Stated task: Every entry must be echoed exactly.

· · ·

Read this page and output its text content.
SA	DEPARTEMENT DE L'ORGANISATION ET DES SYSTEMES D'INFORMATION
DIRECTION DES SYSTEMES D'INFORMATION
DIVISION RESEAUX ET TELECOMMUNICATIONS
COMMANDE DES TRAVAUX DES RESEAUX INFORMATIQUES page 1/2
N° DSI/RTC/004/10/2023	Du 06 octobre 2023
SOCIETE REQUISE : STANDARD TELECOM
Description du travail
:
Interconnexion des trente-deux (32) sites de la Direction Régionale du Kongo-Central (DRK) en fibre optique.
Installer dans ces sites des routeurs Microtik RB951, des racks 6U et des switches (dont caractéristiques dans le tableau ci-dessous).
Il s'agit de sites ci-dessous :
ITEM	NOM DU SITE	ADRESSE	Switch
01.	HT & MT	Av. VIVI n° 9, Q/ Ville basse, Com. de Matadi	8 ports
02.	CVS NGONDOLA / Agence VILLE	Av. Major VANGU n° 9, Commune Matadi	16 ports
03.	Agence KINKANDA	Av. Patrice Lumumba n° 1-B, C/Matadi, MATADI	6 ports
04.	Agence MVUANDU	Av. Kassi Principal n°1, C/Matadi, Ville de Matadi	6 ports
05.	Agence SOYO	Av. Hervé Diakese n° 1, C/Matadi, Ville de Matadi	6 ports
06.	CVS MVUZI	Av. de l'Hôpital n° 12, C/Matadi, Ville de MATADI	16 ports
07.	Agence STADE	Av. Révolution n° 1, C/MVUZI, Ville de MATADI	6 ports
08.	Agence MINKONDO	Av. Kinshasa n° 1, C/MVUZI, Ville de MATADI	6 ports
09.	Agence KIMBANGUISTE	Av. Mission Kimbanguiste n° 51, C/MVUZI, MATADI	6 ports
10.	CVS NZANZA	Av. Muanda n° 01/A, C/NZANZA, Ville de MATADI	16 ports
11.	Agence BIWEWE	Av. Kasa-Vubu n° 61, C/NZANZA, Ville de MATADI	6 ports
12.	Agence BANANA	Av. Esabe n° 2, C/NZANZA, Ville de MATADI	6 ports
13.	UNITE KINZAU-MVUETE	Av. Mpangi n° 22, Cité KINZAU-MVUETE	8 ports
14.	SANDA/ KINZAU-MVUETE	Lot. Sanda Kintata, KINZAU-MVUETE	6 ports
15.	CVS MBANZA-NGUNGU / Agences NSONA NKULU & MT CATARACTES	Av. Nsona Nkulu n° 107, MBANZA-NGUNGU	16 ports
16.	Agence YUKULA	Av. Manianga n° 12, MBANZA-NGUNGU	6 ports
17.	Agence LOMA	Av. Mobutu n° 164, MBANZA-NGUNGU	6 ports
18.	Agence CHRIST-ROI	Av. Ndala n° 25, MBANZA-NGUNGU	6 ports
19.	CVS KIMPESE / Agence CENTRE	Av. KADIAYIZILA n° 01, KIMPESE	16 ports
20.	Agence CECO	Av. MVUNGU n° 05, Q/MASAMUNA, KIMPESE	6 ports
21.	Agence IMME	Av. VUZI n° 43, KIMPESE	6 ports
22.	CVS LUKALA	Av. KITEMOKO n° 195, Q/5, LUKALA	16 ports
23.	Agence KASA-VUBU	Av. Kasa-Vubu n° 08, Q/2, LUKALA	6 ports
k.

· · ·

The response:
Read this page and output its text content.
SA	DEPARTEMENT DE L'ORGANISATION ET DES SYSTEMES D'INFORMATION
DIRECTION DES SYSTEMES D'INFORMATION
DIVISION RESEAUX ET TELECOMMUNICATIONS
COMMANDE DES TRAVAUX DES RESEAUX INFORMATIQUES page 1/2
N° DSI/RTC/004/10/2023	Du 06 octobre 2023
SOCIETE REQUISE : STANDARD TELECOM
Description du travail
:
Interconnexion des trente-deux (32) sites de la Direction Régionale du Kongo-Central (DRK) en fibre optique.
Installer dans ces sites des routeurs Microtik RB951, des racks 6U et des switches (dont caractéristiques dans le tableau ci-dessous).
Il s'agit de sites ci-dessous :
ITEM	NOM DU SITE	ADRESSE	Switch
01.	HT & MT	Av. VIVI n° 9, Q/ Ville basse, Com. de Matadi	8 ports
02.	CVS NGONDOLA / Agence VILLE	Av. Major VANGU n° 9, Commune Matadi	16 ports
03.	Agence KINKANDA	Av. Patrice Lumumba n° 1-B, C/Matadi, MATADI	6 ports
04.	Agence MVUANDU	Av. Kassi Principal n°1, C/Matadi, Ville de Matadi	6 ports
05.	Agence SOYO	Av. Hervé Diakese n° 1, C/Matadi, Ville de Matadi	6 ports
06.	CVS MVUZI	Av. de l'Hôpital n° 12, C/Matadi, Ville de MATADI	16 ports
07.	Agence STADE	Av. Révolution n° 1, C/MVUZI, Ville de MATADI	6 ports
08.	Agence MINKONDO	Av. Kinshasa n° 1, C/MVUZI, Ville de MATADI	6 ports
09.	Agence KIMBANGUISTE	Av. Mission Kimbanguiste n° 51, C/MVUZI, MATADI	6 ports
10.	CVS NZANZA	Av. Muanda n° 01/A, C/NZANZA, Ville de MATADI	16 ports
11.	Agence BIWEWE	Av. Kasa-Vubu n° 61, C/NZANZA, Ville de MATADI	6 ports
12.	Agence BANANA	Av. Esabe n° 2, C/NZANZA, Ville de MATADI	6 ports
13.	UNITE KINZAU-MVUETE	Av. Mpangi n° 22, Cité KINZAU-MVUETE	8 ports
14.	SANDA/ KINZAU-MVUETE	Lot. Sanda Kintata, KINZAU-MVUETE	6 ports
15.	CVS MBANZA-NGUNGU / Agences NSONA NKULU & MT CATARACTES	Av. Nsona Nkulu n° 107, MBANZA-NGUNGU	16 ports
16.	Agence YUKULA	Av. Manianga n° 12, MBANZA-NGUNGU	6 ports
17.	Agence LOMA	Av. Mobutu n° 164, MBANZA-NGUNGU	6 ports
18.	Agence CHRIST-ROI	Av. Ndala n° 25, MBANZA-NGUNGU	6 ports
19.	CVS KIMPESE / Agence CENTRE	Av. KADIAYIZILA n° 01, KIMPESE	16 ports
20.	Agence CECO	Av. MVUNGU n° 05, Q/MASAMUNA, KIMPESE	6 ports
21.	Agence IMME	Av. VUZI n° 43, KIMPESE	6 ports
22.	CVS LUKALA	Av. KITEMOKO n° 195, Q/5, LUKALA	16 ports
23.	Agence KASA-VUBU	Av. Kasa-Vubu n° 08, Q/2, LUKALA	6 ports
k.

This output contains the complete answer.